=== Material provided ===
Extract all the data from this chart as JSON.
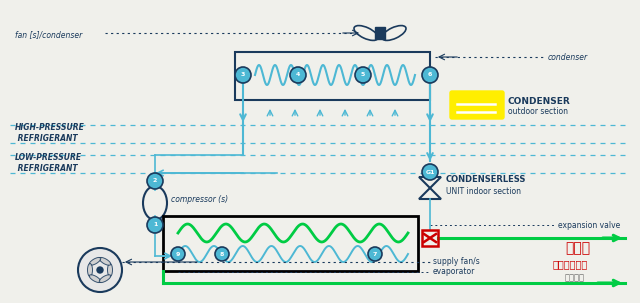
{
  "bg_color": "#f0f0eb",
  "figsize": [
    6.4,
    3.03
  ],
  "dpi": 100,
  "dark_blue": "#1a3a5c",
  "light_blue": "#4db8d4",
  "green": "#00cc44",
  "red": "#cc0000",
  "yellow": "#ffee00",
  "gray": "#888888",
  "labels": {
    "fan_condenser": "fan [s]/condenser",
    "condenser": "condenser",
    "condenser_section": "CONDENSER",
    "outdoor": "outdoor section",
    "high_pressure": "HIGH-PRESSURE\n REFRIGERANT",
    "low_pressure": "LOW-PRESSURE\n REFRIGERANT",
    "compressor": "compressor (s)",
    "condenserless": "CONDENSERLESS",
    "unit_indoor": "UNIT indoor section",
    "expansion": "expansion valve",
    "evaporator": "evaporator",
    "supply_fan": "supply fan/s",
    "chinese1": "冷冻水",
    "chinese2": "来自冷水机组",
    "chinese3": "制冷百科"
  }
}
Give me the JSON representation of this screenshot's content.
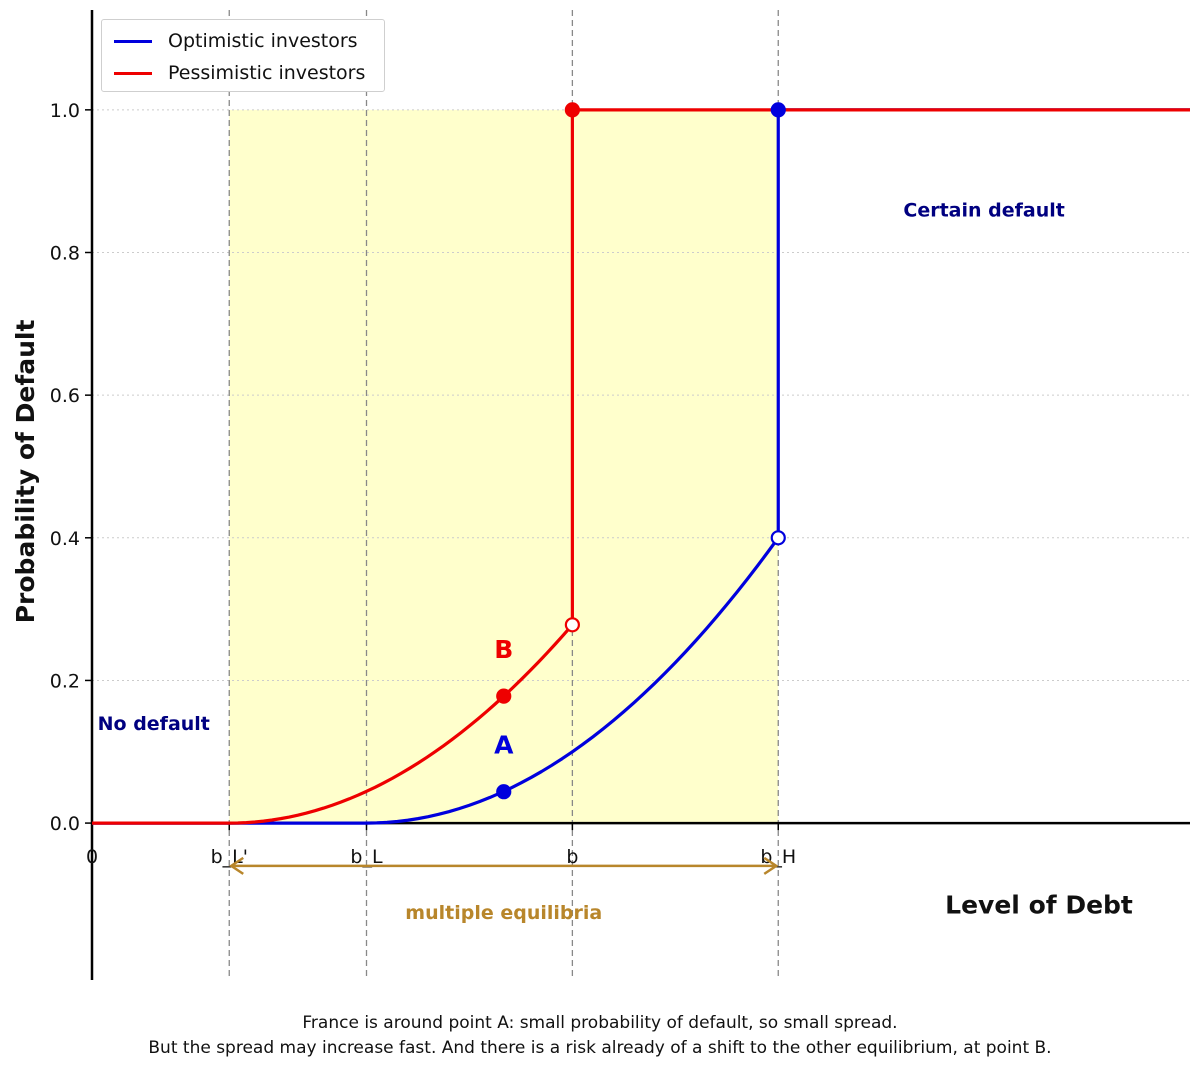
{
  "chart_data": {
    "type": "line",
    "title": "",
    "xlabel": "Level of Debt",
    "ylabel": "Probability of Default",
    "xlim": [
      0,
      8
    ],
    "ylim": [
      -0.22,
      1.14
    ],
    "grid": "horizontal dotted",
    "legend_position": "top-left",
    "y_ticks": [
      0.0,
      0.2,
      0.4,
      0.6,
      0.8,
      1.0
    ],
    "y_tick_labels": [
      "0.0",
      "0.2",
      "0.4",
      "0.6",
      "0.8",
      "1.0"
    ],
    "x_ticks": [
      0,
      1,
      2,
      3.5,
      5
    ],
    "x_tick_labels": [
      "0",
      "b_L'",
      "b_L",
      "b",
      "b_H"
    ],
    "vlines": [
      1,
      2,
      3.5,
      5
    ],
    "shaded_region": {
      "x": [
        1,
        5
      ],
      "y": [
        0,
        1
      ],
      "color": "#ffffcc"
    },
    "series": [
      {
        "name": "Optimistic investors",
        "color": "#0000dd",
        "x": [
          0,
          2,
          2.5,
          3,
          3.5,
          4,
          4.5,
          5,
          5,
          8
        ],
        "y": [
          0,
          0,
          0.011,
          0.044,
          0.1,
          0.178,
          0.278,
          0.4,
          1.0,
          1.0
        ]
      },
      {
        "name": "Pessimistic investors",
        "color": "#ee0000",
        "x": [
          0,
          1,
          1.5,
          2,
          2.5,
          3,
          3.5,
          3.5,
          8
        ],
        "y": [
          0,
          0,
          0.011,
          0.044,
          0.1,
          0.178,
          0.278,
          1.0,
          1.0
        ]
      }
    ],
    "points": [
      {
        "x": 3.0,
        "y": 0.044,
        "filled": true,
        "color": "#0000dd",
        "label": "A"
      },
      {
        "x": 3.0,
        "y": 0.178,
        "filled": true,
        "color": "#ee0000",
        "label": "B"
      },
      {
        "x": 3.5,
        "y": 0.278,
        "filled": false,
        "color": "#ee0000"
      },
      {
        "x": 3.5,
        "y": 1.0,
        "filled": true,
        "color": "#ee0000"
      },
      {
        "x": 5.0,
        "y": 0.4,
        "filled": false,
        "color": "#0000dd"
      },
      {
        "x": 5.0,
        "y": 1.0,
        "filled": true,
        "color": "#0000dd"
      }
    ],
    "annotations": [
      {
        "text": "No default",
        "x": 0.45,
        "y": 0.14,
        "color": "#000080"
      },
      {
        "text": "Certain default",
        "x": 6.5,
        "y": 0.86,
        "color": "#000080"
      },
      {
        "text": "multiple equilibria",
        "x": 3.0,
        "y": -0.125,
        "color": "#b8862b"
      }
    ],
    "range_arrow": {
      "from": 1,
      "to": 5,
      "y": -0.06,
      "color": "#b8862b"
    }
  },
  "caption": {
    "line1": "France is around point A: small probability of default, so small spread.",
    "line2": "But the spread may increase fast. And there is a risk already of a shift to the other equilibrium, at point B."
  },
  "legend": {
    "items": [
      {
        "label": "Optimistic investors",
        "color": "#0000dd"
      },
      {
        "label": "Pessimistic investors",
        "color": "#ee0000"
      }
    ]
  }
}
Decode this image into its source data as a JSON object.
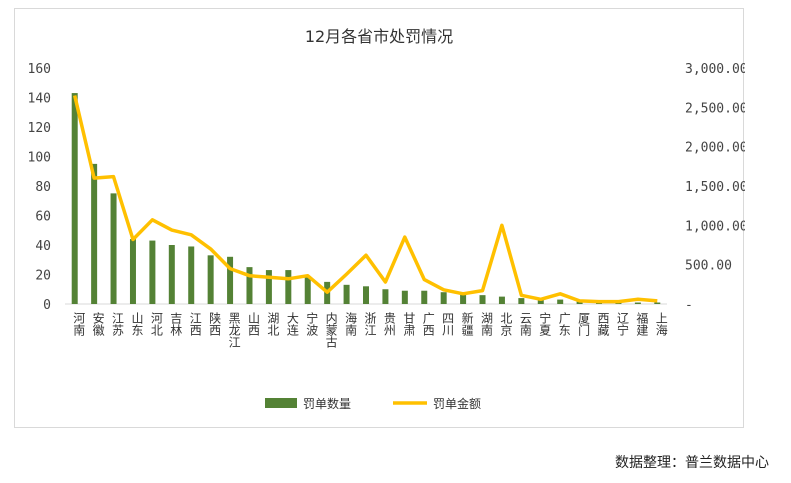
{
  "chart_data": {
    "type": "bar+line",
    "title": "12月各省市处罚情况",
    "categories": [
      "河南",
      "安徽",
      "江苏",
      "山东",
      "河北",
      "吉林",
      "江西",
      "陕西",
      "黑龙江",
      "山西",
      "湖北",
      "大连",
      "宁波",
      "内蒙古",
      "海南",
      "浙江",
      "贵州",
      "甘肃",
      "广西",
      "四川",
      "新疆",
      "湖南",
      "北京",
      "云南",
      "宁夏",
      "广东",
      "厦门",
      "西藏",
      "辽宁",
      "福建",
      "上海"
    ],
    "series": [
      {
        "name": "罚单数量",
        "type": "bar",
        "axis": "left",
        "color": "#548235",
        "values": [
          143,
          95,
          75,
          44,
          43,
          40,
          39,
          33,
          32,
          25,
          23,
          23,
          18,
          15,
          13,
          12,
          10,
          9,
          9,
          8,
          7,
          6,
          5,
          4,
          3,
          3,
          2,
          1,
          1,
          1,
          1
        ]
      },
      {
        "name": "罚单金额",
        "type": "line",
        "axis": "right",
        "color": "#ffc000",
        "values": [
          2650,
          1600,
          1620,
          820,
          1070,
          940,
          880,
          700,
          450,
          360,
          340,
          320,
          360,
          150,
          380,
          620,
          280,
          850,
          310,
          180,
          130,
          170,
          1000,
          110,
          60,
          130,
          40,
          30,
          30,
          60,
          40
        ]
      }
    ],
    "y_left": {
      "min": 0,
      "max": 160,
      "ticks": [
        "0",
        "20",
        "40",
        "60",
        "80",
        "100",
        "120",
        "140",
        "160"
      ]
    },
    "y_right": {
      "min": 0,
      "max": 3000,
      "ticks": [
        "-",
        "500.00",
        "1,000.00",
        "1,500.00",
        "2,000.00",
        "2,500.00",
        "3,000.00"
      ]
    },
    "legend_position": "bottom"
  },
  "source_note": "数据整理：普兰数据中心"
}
===
* _Goal_:
Scan the material above. Copy each line where "JSON" occurs.

* _Finished exercise_:
Extract all the data from this chart as JSON.
Give me the JSON representation of this screenshot's content.
Decode this image into its source data as a JSON object.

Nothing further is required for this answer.